→ **THE REQUEST**
How many lines in the listing below include the word "JSON"? Answer with the number and nothing else.

** start of THE RECORDS **

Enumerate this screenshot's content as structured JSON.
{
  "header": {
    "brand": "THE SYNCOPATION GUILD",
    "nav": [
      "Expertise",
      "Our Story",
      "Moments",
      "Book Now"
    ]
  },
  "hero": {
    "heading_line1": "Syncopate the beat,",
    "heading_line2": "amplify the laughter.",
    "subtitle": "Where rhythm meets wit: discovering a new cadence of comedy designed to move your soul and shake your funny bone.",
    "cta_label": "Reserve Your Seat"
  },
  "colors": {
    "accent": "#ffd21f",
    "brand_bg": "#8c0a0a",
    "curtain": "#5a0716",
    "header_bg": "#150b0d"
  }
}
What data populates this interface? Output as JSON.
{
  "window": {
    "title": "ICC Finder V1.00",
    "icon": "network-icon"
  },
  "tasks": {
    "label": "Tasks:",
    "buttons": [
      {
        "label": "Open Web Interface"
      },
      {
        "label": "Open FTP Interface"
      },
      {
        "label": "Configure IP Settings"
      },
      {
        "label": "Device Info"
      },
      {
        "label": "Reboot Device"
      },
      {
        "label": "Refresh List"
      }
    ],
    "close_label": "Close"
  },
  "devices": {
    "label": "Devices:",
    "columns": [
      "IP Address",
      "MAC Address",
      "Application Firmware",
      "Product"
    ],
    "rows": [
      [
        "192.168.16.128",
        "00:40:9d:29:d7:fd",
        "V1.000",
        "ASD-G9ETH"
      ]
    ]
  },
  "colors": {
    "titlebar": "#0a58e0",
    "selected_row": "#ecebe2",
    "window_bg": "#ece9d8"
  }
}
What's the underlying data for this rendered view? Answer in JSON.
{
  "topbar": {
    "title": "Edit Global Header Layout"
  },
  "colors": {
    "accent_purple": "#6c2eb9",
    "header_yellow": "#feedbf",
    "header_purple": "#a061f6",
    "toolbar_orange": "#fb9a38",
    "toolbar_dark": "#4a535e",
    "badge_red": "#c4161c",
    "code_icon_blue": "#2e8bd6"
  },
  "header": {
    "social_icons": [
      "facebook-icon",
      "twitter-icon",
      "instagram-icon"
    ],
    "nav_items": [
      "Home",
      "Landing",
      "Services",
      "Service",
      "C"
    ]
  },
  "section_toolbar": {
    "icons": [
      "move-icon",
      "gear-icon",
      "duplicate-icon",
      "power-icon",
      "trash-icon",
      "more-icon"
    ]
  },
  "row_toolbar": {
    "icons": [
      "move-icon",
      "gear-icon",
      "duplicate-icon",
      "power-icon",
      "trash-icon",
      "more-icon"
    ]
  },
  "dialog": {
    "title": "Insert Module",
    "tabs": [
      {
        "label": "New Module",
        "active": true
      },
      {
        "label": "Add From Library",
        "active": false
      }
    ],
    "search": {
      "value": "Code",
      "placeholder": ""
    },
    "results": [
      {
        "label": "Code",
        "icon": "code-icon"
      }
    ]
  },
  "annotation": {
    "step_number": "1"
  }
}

** end of THE RECORDS **
** start of THE RECORDS **

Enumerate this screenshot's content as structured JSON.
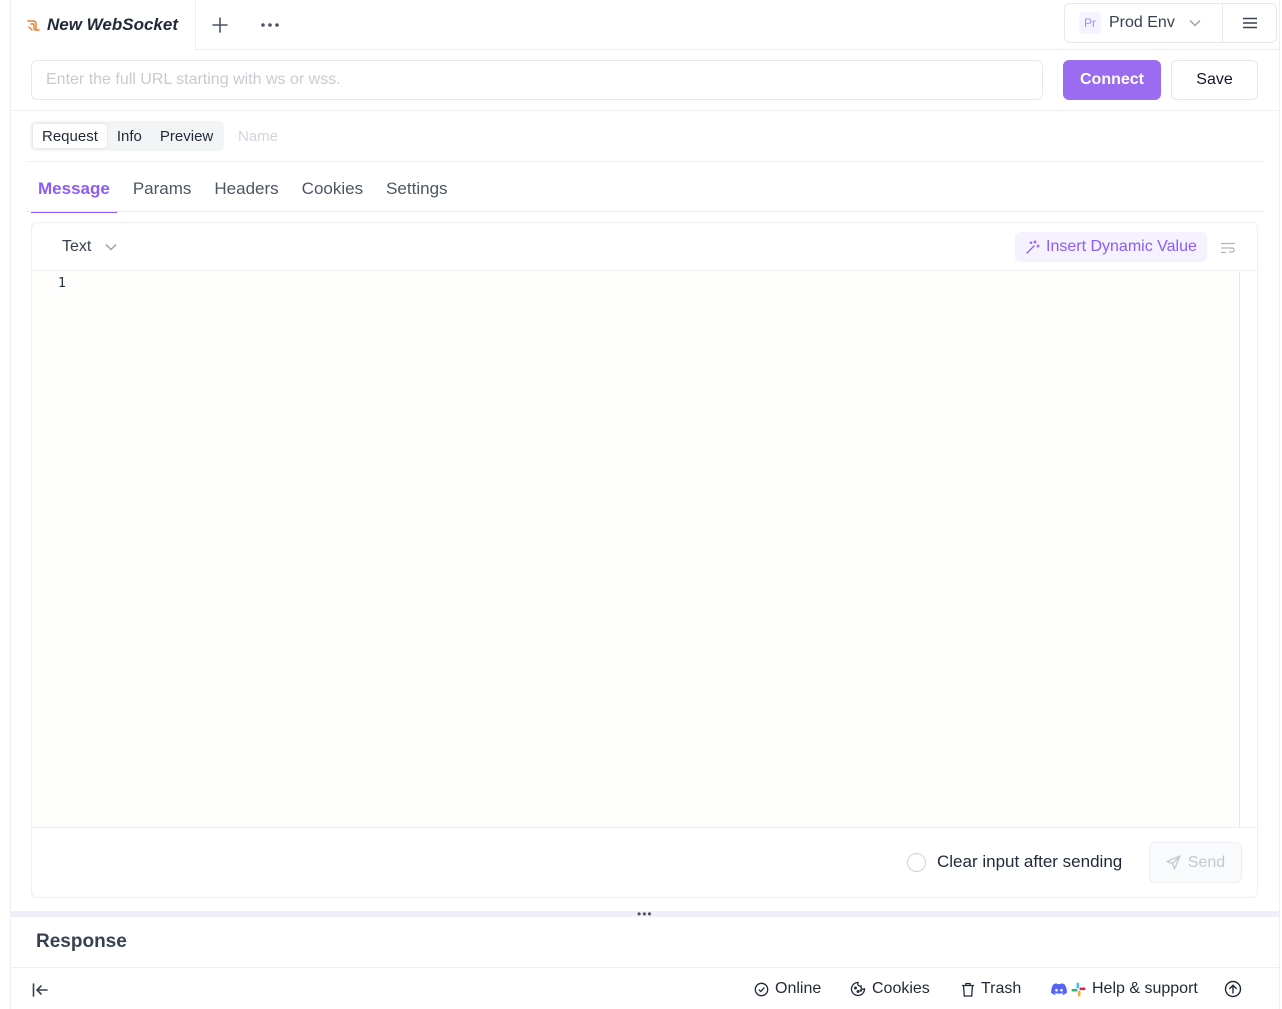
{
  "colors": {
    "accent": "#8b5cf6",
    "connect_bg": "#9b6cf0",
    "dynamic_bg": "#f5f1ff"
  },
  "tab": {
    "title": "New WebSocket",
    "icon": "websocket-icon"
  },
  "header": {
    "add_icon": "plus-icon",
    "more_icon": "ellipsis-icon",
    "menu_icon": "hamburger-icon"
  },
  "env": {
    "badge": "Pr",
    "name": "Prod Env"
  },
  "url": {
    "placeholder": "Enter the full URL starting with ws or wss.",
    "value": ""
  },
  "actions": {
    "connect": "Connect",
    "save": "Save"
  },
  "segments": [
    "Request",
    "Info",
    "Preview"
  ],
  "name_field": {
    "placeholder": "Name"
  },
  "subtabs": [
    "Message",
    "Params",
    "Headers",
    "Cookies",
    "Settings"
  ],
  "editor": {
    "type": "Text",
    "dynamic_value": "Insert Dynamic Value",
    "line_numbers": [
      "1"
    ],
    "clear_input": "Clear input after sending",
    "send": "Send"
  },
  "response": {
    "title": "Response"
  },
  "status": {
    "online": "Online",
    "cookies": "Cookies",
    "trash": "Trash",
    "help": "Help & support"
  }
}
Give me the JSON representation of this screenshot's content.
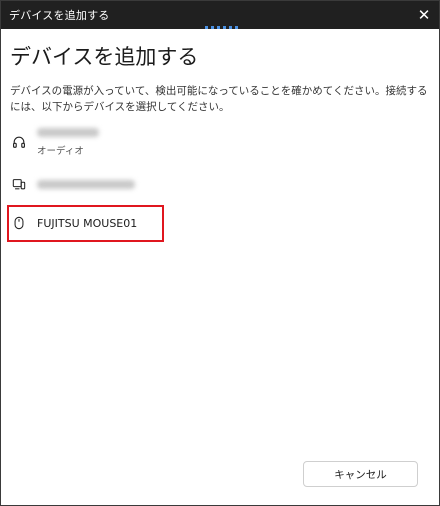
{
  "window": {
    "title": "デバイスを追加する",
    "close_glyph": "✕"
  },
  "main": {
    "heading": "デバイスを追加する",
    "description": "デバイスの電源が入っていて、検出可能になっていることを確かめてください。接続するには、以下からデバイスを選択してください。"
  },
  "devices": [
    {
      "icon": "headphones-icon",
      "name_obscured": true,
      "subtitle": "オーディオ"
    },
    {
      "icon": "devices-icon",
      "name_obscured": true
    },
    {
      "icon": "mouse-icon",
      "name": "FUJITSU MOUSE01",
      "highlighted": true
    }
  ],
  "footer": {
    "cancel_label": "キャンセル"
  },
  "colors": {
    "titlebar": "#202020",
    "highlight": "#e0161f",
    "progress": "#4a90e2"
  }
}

** end of THE RECORDS **
** start of THE RECORDS **

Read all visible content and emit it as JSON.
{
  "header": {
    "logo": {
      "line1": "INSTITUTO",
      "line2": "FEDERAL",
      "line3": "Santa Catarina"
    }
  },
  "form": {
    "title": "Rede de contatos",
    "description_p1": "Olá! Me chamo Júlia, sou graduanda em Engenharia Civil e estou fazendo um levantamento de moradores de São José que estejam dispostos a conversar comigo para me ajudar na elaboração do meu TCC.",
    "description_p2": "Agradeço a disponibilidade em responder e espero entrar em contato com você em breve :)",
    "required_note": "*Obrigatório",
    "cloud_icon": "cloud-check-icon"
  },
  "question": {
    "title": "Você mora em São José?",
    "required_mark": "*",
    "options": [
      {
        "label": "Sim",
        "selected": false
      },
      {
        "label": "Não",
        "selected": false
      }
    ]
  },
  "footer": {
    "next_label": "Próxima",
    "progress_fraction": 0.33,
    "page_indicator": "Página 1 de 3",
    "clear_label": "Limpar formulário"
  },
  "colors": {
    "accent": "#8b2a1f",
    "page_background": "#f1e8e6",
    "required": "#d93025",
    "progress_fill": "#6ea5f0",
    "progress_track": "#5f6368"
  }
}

** end of THE RECORDS **

→ **THE RESULT**
6